▶ _EXERCISE AIM_
Copy the lines of the records from the line containing "y-tick-label: 50 xyxy=(107,373,129,393)" through the line containing "line-marker-label: CaII xyxy=(735,68,756,81)", renaming every "x-tick-label" to "horizontal-tick-label" and leaving everything else unchanged. Return only those lines.
/---
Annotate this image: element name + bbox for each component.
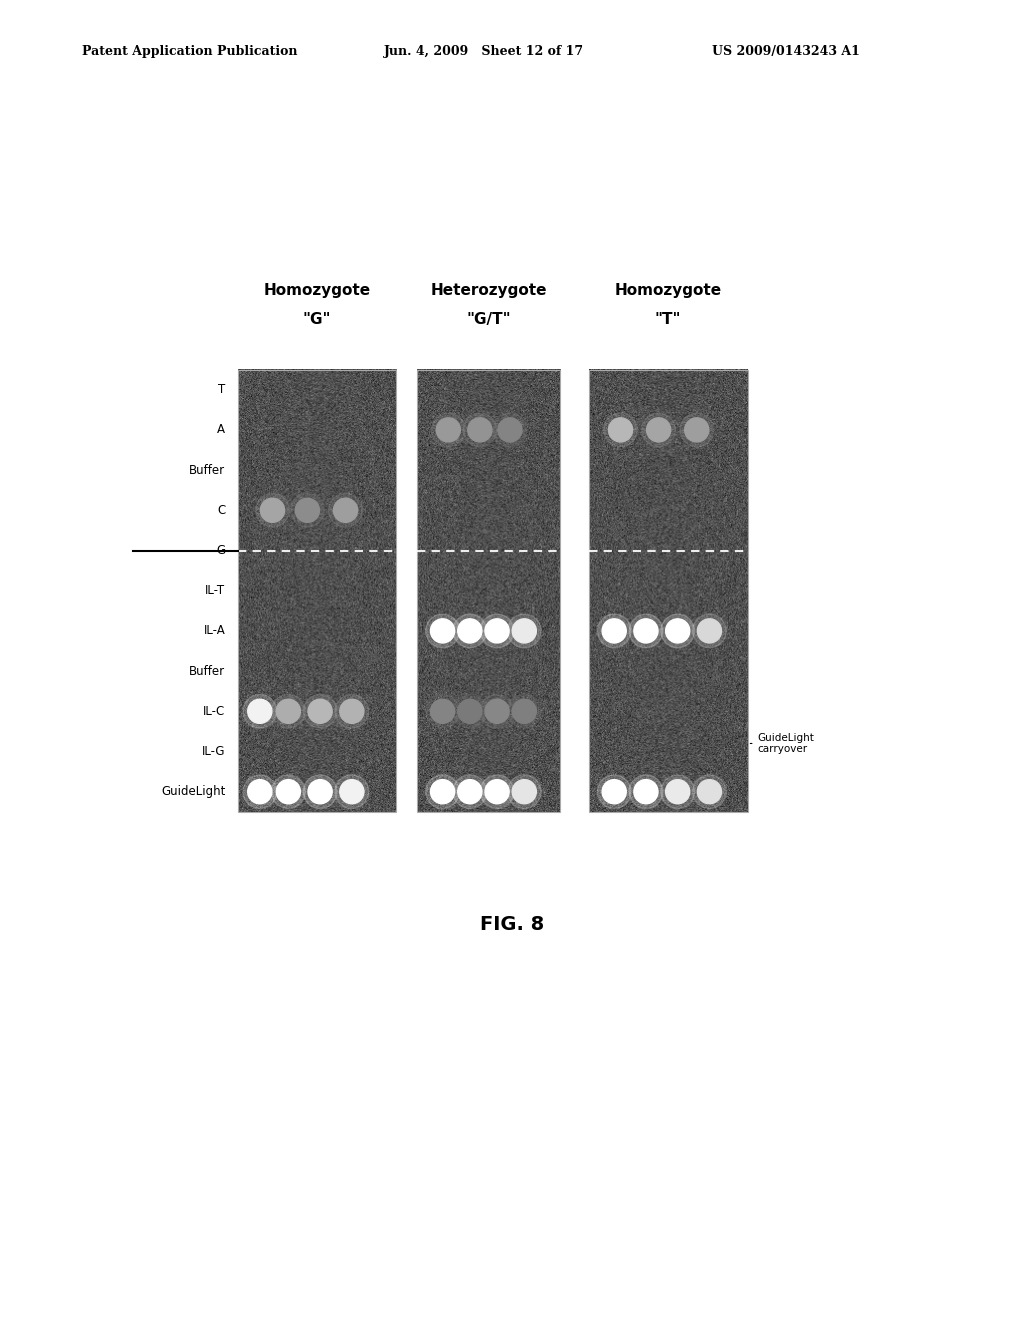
Circle shape xyxy=(608,418,633,442)
Circle shape xyxy=(629,614,663,648)
Circle shape xyxy=(430,780,455,804)
Circle shape xyxy=(697,619,722,643)
Bar xyxy=(589,370,748,812)
Text: T: T xyxy=(218,383,225,396)
Bar xyxy=(238,370,396,812)
Text: Heterozygote: Heterozygote xyxy=(430,282,547,298)
Circle shape xyxy=(334,498,357,523)
Circle shape xyxy=(291,494,325,527)
Circle shape xyxy=(308,700,332,723)
Circle shape xyxy=(453,694,486,729)
Circle shape xyxy=(680,413,714,446)
Circle shape xyxy=(453,614,486,648)
Circle shape xyxy=(426,614,460,648)
Text: "G/T": "G/T" xyxy=(466,312,511,327)
Text: "T": "T" xyxy=(655,312,681,327)
Text: US 2009/0143243 A1: US 2009/0143243 A1 xyxy=(712,45,859,58)
Circle shape xyxy=(340,780,364,804)
Circle shape xyxy=(248,700,271,723)
Circle shape xyxy=(260,498,285,523)
Circle shape xyxy=(685,418,709,442)
Circle shape xyxy=(276,780,300,804)
Circle shape xyxy=(430,700,455,723)
Circle shape xyxy=(485,619,509,643)
Text: GuideLight
carryover: GuideLight carryover xyxy=(751,733,814,754)
Text: G: G xyxy=(216,544,225,557)
Text: IL-T: IL-T xyxy=(205,585,225,597)
Text: "G": "G" xyxy=(303,312,331,327)
Circle shape xyxy=(329,494,362,527)
Text: A: A xyxy=(217,424,225,437)
Circle shape xyxy=(634,619,658,643)
Circle shape xyxy=(295,498,319,523)
Circle shape xyxy=(453,775,486,809)
Circle shape xyxy=(458,700,482,723)
Circle shape xyxy=(697,780,722,804)
Text: C: C xyxy=(217,504,225,517)
Circle shape xyxy=(602,619,627,643)
Circle shape xyxy=(303,694,337,729)
Circle shape xyxy=(485,700,509,723)
Text: Buffer: Buffer xyxy=(189,463,225,477)
Circle shape xyxy=(426,775,460,809)
Circle shape xyxy=(494,413,526,446)
Circle shape xyxy=(436,418,461,442)
Circle shape xyxy=(468,418,492,442)
Circle shape xyxy=(463,413,497,446)
Text: Buffer: Buffer xyxy=(189,664,225,677)
Text: GuideLight: GuideLight xyxy=(161,785,225,799)
Circle shape xyxy=(276,700,300,723)
Circle shape xyxy=(480,775,514,809)
Circle shape xyxy=(498,418,522,442)
Circle shape xyxy=(458,780,482,804)
Circle shape xyxy=(248,780,271,804)
Circle shape xyxy=(692,614,726,648)
Circle shape xyxy=(271,775,305,809)
Circle shape xyxy=(308,780,332,804)
Circle shape xyxy=(256,494,290,527)
Circle shape xyxy=(243,775,276,809)
Circle shape xyxy=(634,780,658,804)
Circle shape xyxy=(335,775,369,809)
Text: IL-G: IL-G xyxy=(202,744,225,758)
Circle shape xyxy=(660,775,694,809)
Circle shape xyxy=(458,619,482,643)
Text: Homozygote: Homozygote xyxy=(263,282,371,298)
Circle shape xyxy=(597,614,631,648)
Circle shape xyxy=(480,694,514,729)
Circle shape xyxy=(243,694,276,729)
Text: FIG. 8: FIG. 8 xyxy=(480,915,544,933)
Circle shape xyxy=(629,775,663,809)
Circle shape xyxy=(431,413,465,446)
Circle shape xyxy=(602,780,627,804)
Text: Jun. 4, 2009   Sheet 12 of 17: Jun. 4, 2009 Sheet 12 of 17 xyxy=(384,45,584,58)
Circle shape xyxy=(646,418,671,442)
Circle shape xyxy=(666,619,690,643)
Circle shape xyxy=(660,614,694,648)
Circle shape xyxy=(426,694,460,729)
Circle shape xyxy=(508,775,541,809)
Circle shape xyxy=(512,700,537,723)
Circle shape xyxy=(512,619,537,643)
Circle shape xyxy=(508,694,541,729)
Circle shape xyxy=(430,619,455,643)
Circle shape xyxy=(335,694,369,729)
Text: Patent Application Publication: Patent Application Publication xyxy=(82,45,297,58)
Circle shape xyxy=(485,780,509,804)
Text: IL-A: IL-A xyxy=(204,624,225,638)
Circle shape xyxy=(340,700,364,723)
Circle shape xyxy=(642,413,676,446)
Circle shape xyxy=(604,413,637,446)
Circle shape xyxy=(666,780,690,804)
Circle shape xyxy=(692,775,726,809)
Circle shape xyxy=(303,775,337,809)
Circle shape xyxy=(512,780,537,804)
Circle shape xyxy=(597,775,631,809)
Text: Homozygote: Homozygote xyxy=(614,282,722,298)
Bar xyxy=(417,370,560,812)
Text: IL-C: IL-C xyxy=(203,705,225,718)
Circle shape xyxy=(271,694,305,729)
Circle shape xyxy=(508,614,541,648)
Circle shape xyxy=(480,614,514,648)
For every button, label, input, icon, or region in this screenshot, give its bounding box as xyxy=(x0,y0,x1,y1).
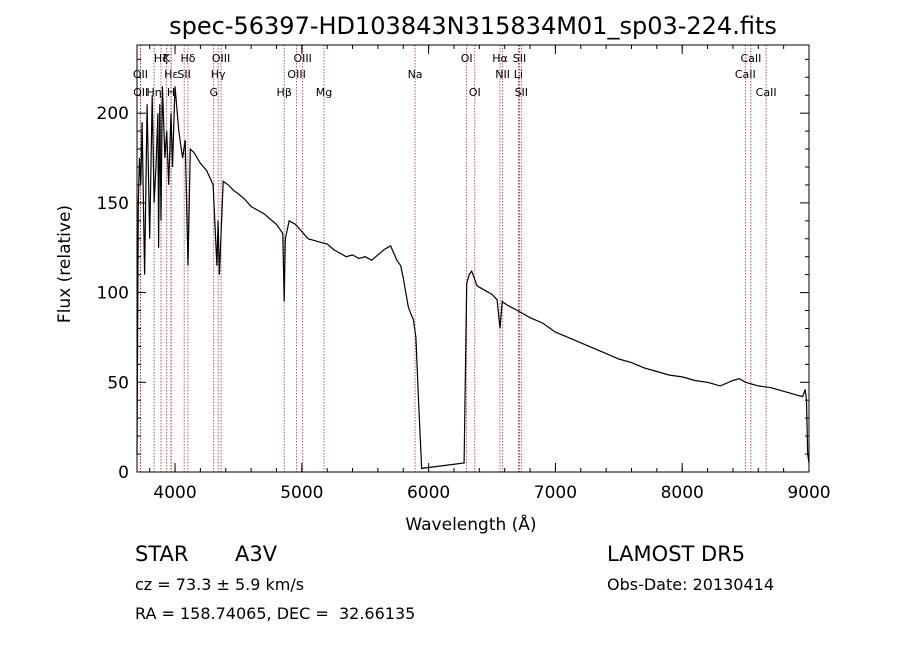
y-tick-label: 50 xyxy=(107,373,129,393)
object-class: STAR xyxy=(135,542,189,566)
line-marker-label: G xyxy=(209,86,218,99)
x-tick-label: 6000 xyxy=(407,483,450,503)
coordinates: RA = 158.74065, DEC = 32.66135 xyxy=(135,604,416,623)
line-marker-label: Hβ xyxy=(277,86,292,99)
velocity-readout: cz = 73.3 ± 5.9 km/s xyxy=(135,575,305,594)
y-axis-label: Flux (relative) xyxy=(55,205,75,323)
line-marker-label: CaII xyxy=(756,86,777,99)
line-marker-label: OI xyxy=(469,86,481,99)
line-marker-label: OI xyxy=(461,52,473,65)
line-marker-label: Hε xyxy=(164,68,178,81)
line-marker-label: Hγ xyxy=(211,68,226,81)
line-marker-label: Mg xyxy=(316,86,332,99)
y-axis-ticks: 0 50 100 150 200 xyxy=(97,58,809,483)
survey-name: LAMOST DR5 xyxy=(607,542,746,566)
obs-date: Obs-Date: 20130414 xyxy=(607,575,775,594)
line-marker-label: Hα xyxy=(492,52,508,65)
y-tick-label: 0 xyxy=(118,463,129,483)
line-marker-label: Na xyxy=(408,68,423,81)
line-marker-label: Li xyxy=(514,68,523,81)
x-tick-label: 4000 xyxy=(153,483,196,503)
x-axis-ticks: 4000 5000 6000 7000 8000 9000 xyxy=(149,45,831,503)
plot-frame xyxy=(136,44,810,473)
line-marker-label: K xyxy=(163,52,171,65)
line-marker-label: SII xyxy=(177,68,190,81)
y-tick-label: 150 xyxy=(97,194,129,214)
x-tick-label: 9000 xyxy=(787,483,830,503)
line-markers xyxy=(140,45,767,472)
line-marker-label: H xyxy=(167,86,175,99)
line-marker-label: Hζ xyxy=(154,52,168,65)
line-marker-label: Hδ xyxy=(180,52,195,65)
y-tick-label: 100 xyxy=(97,284,129,304)
x-tick-label: 7000 xyxy=(534,483,577,503)
line-marker-labels: HαNIISIILiSIIOIOINaMgOIIIOIIIHβOIIIHγGHδ… xyxy=(133,52,777,99)
line-marker-label: OII xyxy=(133,86,148,99)
line-marker-label: SII xyxy=(515,86,528,99)
line-marker-label: OII xyxy=(133,68,148,81)
x-tick-label: 8000 xyxy=(661,483,704,503)
line-marker-label: OIII xyxy=(287,68,305,81)
x-axis-label: Wavelength (Å) xyxy=(405,513,536,535)
x-tick-label: 5000 xyxy=(280,483,323,503)
chart-title: spec-56397-HD103843N315834M01_sp03-224.f… xyxy=(169,12,777,40)
object-subclass: A3V xyxy=(235,542,278,566)
line-marker-label: NII xyxy=(495,68,510,81)
line-marker-label: OIII xyxy=(212,52,230,65)
line-marker-label: Hη xyxy=(146,86,161,99)
line-marker-label: CaII xyxy=(735,68,756,81)
line-marker-label: SII xyxy=(513,52,526,65)
y-tick-label: 200 xyxy=(97,104,129,124)
line-marker-label: OIII xyxy=(294,52,312,65)
line-marker-label: CaII xyxy=(740,52,761,65)
spectrum-line xyxy=(136,86,810,470)
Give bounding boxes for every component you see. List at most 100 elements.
\---
▶ _THE ANSWER_
y-tick-label: 50 xyxy=(107,373,129,393)
object-class: STAR xyxy=(135,542,189,566)
line-marker-label: G xyxy=(209,86,218,99)
horizontal-tick-label: 6000 xyxy=(407,483,450,503)
coordinates: RA = 158.74065, DEC = 32.66135 xyxy=(135,604,416,623)
line-marker-label: Hβ xyxy=(277,86,292,99)
velocity-readout: cz = 73.3 ± 5.9 km/s xyxy=(135,575,305,594)
y-axis-label: Flux (relative) xyxy=(55,205,75,323)
line-marker-label: CaII xyxy=(756,86,777,99)
line-marker-label: OI xyxy=(469,86,481,99)
line-marker-label: OI xyxy=(461,52,473,65)
line-marker-label: Hε xyxy=(164,68,178,81)
line-marker-label: Hγ xyxy=(211,68,226,81)
line-marker-label: Mg xyxy=(316,86,332,99)
y-axis-ticks: 0 50 100 150 200 xyxy=(97,58,809,483)
survey-name: LAMOST DR5 xyxy=(607,542,746,566)
obs-date: Obs-Date: 20130414 xyxy=(607,575,775,594)
line-marker-label: Hα xyxy=(492,52,508,65)
y-tick-label: 0 xyxy=(118,463,129,483)
line-marker-label: Na xyxy=(408,68,423,81)
line-marker-label: Li xyxy=(514,68,523,81)
horizontal-tick-label: 4000 xyxy=(153,483,196,503)
x-axis-ticks: 4000 5000 6000 7000 8000 9000 xyxy=(149,45,831,503)
plot-frame xyxy=(136,44,810,473)
line-marker-label: K xyxy=(163,52,171,65)
line-marker-label: SII xyxy=(177,68,190,81)
y-tick-label: 150 xyxy=(97,194,129,214)
horizontal-tick-label: 9000 xyxy=(787,483,830,503)
line-markers xyxy=(140,45,767,472)
line-marker-label: H xyxy=(167,86,175,99)
line-marker-label: Hζ xyxy=(154,52,168,65)
line-marker-label: Hδ xyxy=(180,52,195,65)
y-tick-label: 100 xyxy=(97,284,129,304)
horizontal-tick-label: 7000 xyxy=(534,483,577,503)
line-marker-labels: HαNIISIILiSIIOIOINaMgOIIIOIIIHβOIIIHγGHδ… xyxy=(133,52,777,99)
line-marker-label: OII xyxy=(133,86,148,99)
line-marker-label: SII xyxy=(515,86,528,99)
line-marker-label: OII xyxy=(133,68,148,81)
horizontal-tick-label: 8000 xyxy=(661,483,704,503)
line-marker-label: OIII xyxy=(287,68,305,81)
x-axis-label: Wavelength (Å) xyxy=(405,513,536,535)
horizontal-tick-label: 5000 xyxy=(280,483,323,503)
chart-title: spec-56397-HD103843N315834M01_sp03-224.f… xyxy=(169,12,777,40)
object-subclass: A3V xyxy=(235,542,278,566)
line-marker-label: NII xyxy=(495,68,510,81)
line-marker-label: OIII xyxy=(212,52,230,65)
line-marker-label: Hη xyxy=(146,86,161,99)
line-marker-label: CaII xyxy=(735,68,756,81)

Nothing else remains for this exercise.